======== Verilen alıntı ========

Bu fotoğraflarda korunan bir ceviz ağacı var. Köpeklerden, tilkilerden ve diğer zarar verebilecek olanlardan korumak için ağacın etrafı insan emeği ile çevrelenmiş. Bunu yapan kişi elinde hangi malzeme var ise estetik kaygı gütmeden, yalnızca ağacı koruyabilme fikri ile bu malzemeleri birleştirmiş. Bir süre sonra ağaç iyice gelişip, olgunluğa erişince yani zarar göremeyecek duruma geldiğinde muhtemelen bu malzemeler ortadan kalkacak. Çünkü o zaman ağaç kendi başına ayakta durabilecek. Bu koruma kalkanı, şimdilik ihtiyaç onun için. Geçici yani.

========

§ **Yapılacak görevler**
1. Ceviz ağacı metninde "ağaç" kelimesini, çekimli hâlleri de dahil olmak üzere, içeren cümlelerin tamamını metindeki sırayla yazın.
2. Kayıtların başından "forward-curve-month-ago-point: [903, 362, 909, 369]" ifadesini içeren satıra kadar, o satır da dahil olmak üzere, tüm satırları hiç değiştirmeden geri döndürün.
Ceviz ağacı metni ile kayıtlar arasında hiçbir bağlantı yoktur.

======== Görev girdisi ========

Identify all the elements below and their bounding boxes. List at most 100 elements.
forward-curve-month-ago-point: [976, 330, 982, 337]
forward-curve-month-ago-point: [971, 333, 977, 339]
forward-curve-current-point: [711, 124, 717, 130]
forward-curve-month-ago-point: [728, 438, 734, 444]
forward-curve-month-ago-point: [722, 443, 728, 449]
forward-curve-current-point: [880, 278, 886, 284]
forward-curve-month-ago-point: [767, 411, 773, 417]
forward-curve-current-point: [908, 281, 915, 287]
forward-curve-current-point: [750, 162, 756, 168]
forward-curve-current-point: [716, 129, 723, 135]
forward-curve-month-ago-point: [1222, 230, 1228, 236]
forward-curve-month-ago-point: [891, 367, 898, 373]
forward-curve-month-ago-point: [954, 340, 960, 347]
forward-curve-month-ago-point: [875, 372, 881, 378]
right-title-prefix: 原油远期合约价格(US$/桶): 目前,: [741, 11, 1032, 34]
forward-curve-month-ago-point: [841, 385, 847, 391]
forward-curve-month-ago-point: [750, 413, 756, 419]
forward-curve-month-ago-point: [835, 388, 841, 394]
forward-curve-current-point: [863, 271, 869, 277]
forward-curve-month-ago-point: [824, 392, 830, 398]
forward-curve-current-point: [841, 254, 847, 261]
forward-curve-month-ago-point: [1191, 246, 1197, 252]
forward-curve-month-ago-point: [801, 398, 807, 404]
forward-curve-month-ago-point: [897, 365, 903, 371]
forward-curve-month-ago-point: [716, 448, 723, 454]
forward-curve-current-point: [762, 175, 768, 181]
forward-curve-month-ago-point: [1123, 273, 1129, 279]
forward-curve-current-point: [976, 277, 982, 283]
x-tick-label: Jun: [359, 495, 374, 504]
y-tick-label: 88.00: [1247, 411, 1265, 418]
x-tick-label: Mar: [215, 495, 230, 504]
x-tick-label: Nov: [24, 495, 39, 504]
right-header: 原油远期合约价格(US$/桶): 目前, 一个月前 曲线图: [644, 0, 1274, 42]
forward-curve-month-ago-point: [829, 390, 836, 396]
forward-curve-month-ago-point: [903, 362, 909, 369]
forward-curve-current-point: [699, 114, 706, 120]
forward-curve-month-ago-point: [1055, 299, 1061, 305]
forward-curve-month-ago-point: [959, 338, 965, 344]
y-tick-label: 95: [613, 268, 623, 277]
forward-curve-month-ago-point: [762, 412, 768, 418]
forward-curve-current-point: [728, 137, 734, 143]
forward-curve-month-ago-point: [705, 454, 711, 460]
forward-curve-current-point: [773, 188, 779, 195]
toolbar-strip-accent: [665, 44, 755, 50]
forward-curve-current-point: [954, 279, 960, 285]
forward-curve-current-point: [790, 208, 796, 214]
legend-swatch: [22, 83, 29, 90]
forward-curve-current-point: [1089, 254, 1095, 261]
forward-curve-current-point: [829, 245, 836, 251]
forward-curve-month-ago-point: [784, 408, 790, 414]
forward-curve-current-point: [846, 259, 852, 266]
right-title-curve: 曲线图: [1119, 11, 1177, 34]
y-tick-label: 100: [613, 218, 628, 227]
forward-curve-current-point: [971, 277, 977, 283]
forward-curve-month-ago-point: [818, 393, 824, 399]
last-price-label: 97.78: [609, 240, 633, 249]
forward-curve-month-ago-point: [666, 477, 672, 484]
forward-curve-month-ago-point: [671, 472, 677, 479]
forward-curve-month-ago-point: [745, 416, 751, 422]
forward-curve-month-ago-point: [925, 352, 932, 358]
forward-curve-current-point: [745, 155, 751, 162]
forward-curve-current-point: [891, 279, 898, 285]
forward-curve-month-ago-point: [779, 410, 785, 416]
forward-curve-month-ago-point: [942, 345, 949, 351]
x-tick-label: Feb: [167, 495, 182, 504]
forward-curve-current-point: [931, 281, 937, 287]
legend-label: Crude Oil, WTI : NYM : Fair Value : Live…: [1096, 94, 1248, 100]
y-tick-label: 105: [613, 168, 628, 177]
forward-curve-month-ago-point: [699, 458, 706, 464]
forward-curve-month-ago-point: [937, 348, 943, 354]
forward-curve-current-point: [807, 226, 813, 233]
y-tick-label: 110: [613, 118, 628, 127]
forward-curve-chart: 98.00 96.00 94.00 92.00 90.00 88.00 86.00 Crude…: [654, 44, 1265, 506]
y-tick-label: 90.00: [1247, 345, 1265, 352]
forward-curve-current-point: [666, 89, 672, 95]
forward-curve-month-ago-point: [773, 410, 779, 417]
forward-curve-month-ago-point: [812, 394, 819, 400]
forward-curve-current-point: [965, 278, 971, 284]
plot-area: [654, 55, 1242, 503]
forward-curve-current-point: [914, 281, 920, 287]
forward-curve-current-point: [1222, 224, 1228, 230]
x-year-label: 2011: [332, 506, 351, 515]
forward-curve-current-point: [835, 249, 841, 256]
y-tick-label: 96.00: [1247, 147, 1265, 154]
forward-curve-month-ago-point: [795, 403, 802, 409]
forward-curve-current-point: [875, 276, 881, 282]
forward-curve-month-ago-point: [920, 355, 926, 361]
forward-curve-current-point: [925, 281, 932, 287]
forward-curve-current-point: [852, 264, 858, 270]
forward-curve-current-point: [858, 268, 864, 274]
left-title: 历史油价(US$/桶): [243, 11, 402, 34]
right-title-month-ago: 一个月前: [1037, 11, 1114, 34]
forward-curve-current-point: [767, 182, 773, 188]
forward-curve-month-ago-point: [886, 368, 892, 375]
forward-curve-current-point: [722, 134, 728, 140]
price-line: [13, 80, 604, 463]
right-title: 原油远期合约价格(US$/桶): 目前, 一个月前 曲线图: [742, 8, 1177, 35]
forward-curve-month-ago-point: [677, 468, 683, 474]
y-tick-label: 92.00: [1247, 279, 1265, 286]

========

§ **Çözümler**
1.
Bu fotoğraflarda korunan bir ceviz ağacı var.
Köpeklerden, tilkilerden ve diğer zarar verebilecek olanlardan korumak için ağacın etrafı insan emeği ile çevrelenmiş.
Bunu yapan kişi elinde hangi malzeme var ise estetik kaygı gütmeden, yalnızca ağacı koruyabilme fikri ile bu malzemeleri birleştirmiş.
Bir süre sonra ağaç iyice gelişip, olgunluğa erişince yani zarar göremeyecek duruma geldiğinde muhtemelen bu malzemeler ortadan kalkacak.
Çünkü o zaman ağaç kendi başına ayakta durabilecek.

2.
Identify all the elements below and their bounding boxes. List at most 100 elements.
forward-curve-month-ago-point: [976, 330, 982, 337]
forward-curve-month-ago-point: [971, 333, 977, 339]
forward-curve-current-point: [711, 124, 717, 130]
forward-curve-month-ago-point: [728, 438, 734, 444]
forward-curve-month-ago-point: [722, 443, 728, 449]
forward-curve-current-point: [880, 278, 886, 284]
forward-curve-month-ago-point: [767, 411, 773, 417]
forward-curve-current-point: [908, 281, 915, 287]
forward-curve-current-point: [750, 162, 756, 168]
forward-curve-current-point: [716, 129, 723, 135]
forward-curve-month-ago-point: [1222, 230, 1228, 236]
forward-curve-month-ago-point: [891, 367, 898, 373]
forward-curve-month-ago-point: [954, 340, 960, 347]
forward-curve-month-ago-point: [875, 372, 881, 378]
right-title-prefix: 原油远期合约价格(US$/桶): 目前,: [741, 11, 1032, 34]
forward-curve-month-ago-point: [841, 385, 847, 391]
forward-curve-month-ago-point: [750, 413, 756, 419]
forward-curve-month-ago-point: [835, 388, 841, 394]
forward-curve-current-point: [863, 271, 869, 277]
forward-curve-month-ago-point: [824, 392, 830, 398]
forward-curve-current-point: [841, 254, 847, 261]
forward-curve-month-ago-point: [1191, 246, 1197, 252]
forward-curve-month-ago-point: [801, 398, 807, 404]
forward-curve-month-ago-point: [897, 365, 903, 371]
forward-curve-month-ago-point: [716, 448, 723, 454]
forward-curve-current-point: [762, 175, 768, 181]
forward-curve-month-ago-point: [1123, 273, 1129, 279]
forward-curve-current-point: [976, 277, 982, 283]
x-tick-label: Jun: [359, 495, 374, 504]
y-tick-label: 88.00: [1247, 411, 1265, 418]
x-tick-label: Mar: [215, 495, 230, 504]
x-tick-label: Nov: [24, 495, 39, 504]
right-header: 原油远期合约价格(US$/桶): 目前, 一个月前 曲线图: [644, 0, 1274, 42]
forward-curve-month-ago-point: [829, 390, 836, 396]
forward-curve-month-ago-point: [903, 362, 909, 369]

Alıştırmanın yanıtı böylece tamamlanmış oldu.